(Recorded data)
========================================

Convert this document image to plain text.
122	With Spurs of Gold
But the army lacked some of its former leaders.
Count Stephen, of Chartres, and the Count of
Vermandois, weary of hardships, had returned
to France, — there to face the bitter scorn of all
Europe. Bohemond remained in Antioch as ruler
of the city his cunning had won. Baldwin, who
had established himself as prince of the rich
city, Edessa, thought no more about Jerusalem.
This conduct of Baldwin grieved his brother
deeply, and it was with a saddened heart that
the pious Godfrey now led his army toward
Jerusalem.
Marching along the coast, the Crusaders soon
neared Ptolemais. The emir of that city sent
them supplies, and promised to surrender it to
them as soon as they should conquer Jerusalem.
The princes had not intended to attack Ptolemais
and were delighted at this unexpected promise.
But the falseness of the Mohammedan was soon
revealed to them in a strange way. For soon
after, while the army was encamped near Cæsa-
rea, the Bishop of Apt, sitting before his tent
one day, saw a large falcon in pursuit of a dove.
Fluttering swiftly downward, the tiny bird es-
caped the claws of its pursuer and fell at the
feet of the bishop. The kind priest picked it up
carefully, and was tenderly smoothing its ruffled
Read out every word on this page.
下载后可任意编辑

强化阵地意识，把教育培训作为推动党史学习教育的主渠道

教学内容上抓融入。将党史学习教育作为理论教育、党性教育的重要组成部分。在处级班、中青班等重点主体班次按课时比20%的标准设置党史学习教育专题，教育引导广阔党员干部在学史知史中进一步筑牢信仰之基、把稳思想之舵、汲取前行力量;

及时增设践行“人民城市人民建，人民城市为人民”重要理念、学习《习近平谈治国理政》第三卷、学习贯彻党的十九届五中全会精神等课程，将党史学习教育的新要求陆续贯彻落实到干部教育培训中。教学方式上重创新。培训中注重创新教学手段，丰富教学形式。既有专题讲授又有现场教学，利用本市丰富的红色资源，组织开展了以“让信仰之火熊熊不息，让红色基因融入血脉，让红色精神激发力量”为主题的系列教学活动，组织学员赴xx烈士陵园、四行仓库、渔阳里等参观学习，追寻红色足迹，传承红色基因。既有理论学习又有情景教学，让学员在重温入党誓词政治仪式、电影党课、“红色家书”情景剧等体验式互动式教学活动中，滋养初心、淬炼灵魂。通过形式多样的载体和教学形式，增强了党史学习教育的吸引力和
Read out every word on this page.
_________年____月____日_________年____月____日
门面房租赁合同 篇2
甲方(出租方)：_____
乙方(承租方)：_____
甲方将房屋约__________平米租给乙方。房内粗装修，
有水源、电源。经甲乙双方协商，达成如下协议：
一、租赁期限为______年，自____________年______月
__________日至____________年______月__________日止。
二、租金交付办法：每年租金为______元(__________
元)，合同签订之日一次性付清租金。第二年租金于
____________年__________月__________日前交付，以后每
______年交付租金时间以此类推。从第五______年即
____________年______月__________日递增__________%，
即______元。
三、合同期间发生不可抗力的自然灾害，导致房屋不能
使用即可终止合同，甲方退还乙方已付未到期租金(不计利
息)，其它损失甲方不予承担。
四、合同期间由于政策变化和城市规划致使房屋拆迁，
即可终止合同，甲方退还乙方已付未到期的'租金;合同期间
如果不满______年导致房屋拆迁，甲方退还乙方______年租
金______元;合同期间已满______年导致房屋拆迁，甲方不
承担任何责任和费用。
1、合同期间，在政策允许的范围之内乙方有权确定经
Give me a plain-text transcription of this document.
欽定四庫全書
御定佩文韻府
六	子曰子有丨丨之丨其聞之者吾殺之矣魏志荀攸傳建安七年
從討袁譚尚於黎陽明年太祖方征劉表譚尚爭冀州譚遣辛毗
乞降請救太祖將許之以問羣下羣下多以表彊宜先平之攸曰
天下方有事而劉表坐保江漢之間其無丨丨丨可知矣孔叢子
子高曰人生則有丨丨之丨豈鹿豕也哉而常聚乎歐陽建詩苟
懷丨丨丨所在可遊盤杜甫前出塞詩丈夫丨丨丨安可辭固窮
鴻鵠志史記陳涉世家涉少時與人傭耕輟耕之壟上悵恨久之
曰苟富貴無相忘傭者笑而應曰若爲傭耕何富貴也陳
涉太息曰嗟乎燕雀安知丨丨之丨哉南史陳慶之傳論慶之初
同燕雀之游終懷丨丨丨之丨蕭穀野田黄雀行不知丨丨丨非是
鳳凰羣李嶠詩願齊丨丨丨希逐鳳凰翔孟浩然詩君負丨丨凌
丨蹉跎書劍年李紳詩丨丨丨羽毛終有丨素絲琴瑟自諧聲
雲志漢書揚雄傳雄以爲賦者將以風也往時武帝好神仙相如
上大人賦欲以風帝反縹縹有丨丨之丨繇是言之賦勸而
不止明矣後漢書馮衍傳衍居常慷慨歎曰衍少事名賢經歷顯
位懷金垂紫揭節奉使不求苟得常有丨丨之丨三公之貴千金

========================================

**Instruction**
Give an exact repetition of all the material.

**Response**
Convert this document image to plain text.
122	With Spurs of Gold
But the army lacked some of its former leaders.
Count Stephen, of Chartres, and the Count of
Vermandois, weary of hardships, had returned
to France, — there to face the bitter scorn of all
Europe. Bohemond remained in Antioch as ruler
of the city his cunning had won. Baldwin, who
had established himself as prince of the rich
city, Edessa, thought no more about Jerusalem.
This conduct of Baldwin grieved his brother
deeply, and it was with a saddened heart that
the pious Godfrey now led his army toward
Jerusalem.
Marching along the coast, the Crusaders soon
neared Ptolemais. The emir of that city sent
them supplies, and promised to surrender it to
them as soon as they should conquer Jerusalem.
The princes had not intended to attack Ptolemais
and were delighted at this unexpected promise.
But the falseness of the Mohammedan was soon
revealed to them in a strange way. For soon
after, while the army was encamped near Cæsa-
rea, the Bishop of Apt, sitting before his tent
one day, saw a large falcon in pursuit of a dove.
Fluttering swiftly downward, the tiny bird es-
caped the claws of its pursuer and fell at the
feet of the bishop. The kind priest picked it up
carefully, and was tenderly smoothing its ruffled
Read out every word on this page.
下载后可任意编辑

强化阵地意识，把教育培训作为推动党史学习教育的主渠道

教学内容上抓融入。将党史学习教育作为理论教育、党性教育的重要组成部分。在处级班、中青班等重点主体班次按课时比20%的标准设置党史学习教育专题，教育引导广阔党员干部在学史知史中进一步筑牢信仰之基、把稳思想之舵、汲取前行力量;

及时增设践行“人民城市人民建，人民城市为人民”重要理念、学习《习近平谈治国理政》第三卷、学习贯彻党的十九届五中全会精神等课程，将党史学习教育的新要求陆续贯彻落实到干部教育培训中。教学方式上重创新。培训中注重创新教学手段，丰富教学形式。既有专题讲授又有现场教学，利用本市丰富的红色资源，组织开展了以“让信仰之火熊熊不息，让红色基因融入血脉，让红色精神激发力量”为主题的系列教学活动，组织学员赴xx烈士陵园、四行仓库、渔阳里等参观学习，追寻红色足迹，传承红色基因。既有理论学习又有情景教学，让学员在重温入党誓词政治仪式、电影党课、“红色家书”情景剧等体验式互动式教学活动中，滋养初心、淬炼灵魂。通过形式多样的载体和教学形式，增强了党史学习教育的吸引力和
Read out every word on this page.
_________年____月____日_________年____月____日
门面房租赁合同 篇2
甲方(出租方)：_____
乙方(承租方)：_____
甲方将房屋约__________平米租给乙方。房内粗装修，
有水源、电源。经甲乙双方协商，达成如下协议：
一、租赁期限为______年，自____________年______月
__________日至____________年______月__________日止。
二、租金交付办法：每年租金为______元(__________
元)，合同签订之日一次性付清租金。第二年租金于
____________年__________月__________日前交付，以后每
______年交付租金时间以此类推。从第五______年即
____________年______月__________日递增__________%，
即______元。
三、合同期间发生不可抗力的自然灾害，导致房屋不能
使用即可终止合同，甲方退还乙方已付未到期租金(不计利
息)，其它损失甲方不予承担。
四、合同期间由于政策变化和城市规划致使房屋拆迁，
即可终止合同，甲方退还乙方已付未到期的'租金;合同期间
如果不满______年导致房屋拆迁，甲方退还乙方______年租
金______元;合同期间已满______年导致房屋拆迁，甲方不
承担任何责任和费用。
1、合同期间，在政策允许的范围之内乙方有权确定经
Give me a plain-text transcription of this document.
欽定四庫全書
御定佩文韻府
六	子曰子有丨丨之丨其聞之者吾殺之矣魏志荀攸傳建安七年
從討袁譚尚於黎陽明年太祖方征劉表譚尚爭冀州譚遣辛毗
乞降請救太祖將許之以問羣下羣下多以表彊宜先平之攸曰
天下方有事而劉表坐保江漢之間其無丨丨丨可知矣孔叢子
子高曰人生則有丨丨之丨豈鹿豕也哉而常聚乎歐陽建詩苟
懷丨丨丨所在可遊盤杜甫前出塞詩丈夫丨丨丨安可辭固窮
鴻鵠志史記陳涉世家涉少時與人傭耕輟耕之壟上悵恨久之
曰苟富貴無相忘傭者笑而應曰若爲傭耕何富貴也陳
涉太息曰嗟乎燕雀安知丨丨之丨哉南史陳慶之傳論慶之初
同燕雀之游終懷丨丨丨之丨蕭穀野田黄雀行不知丨丨丨非是
鳳凰羣李嶠詩願齊丨丨丨希逐鳳凰翔孟浩然詩君負丨丨凌
丨蹉跎書劍年李紳詩丨丨丨羽毛終有丨素絲琴瑟自諧聲
雲志漢書揚雄傳雄以爲賦者將以風也往時武帝好神仙相如
上大人賦欲以風帝反縹縹有丨丨之丨繇是言之賦勸而
不止明矣後漢書馮衍傳衍居常慷慨歎曰衍少事名賢經歷顯
位懷金垂紫揭節奉使不求苟得常有丨丨之丨三公之貴千金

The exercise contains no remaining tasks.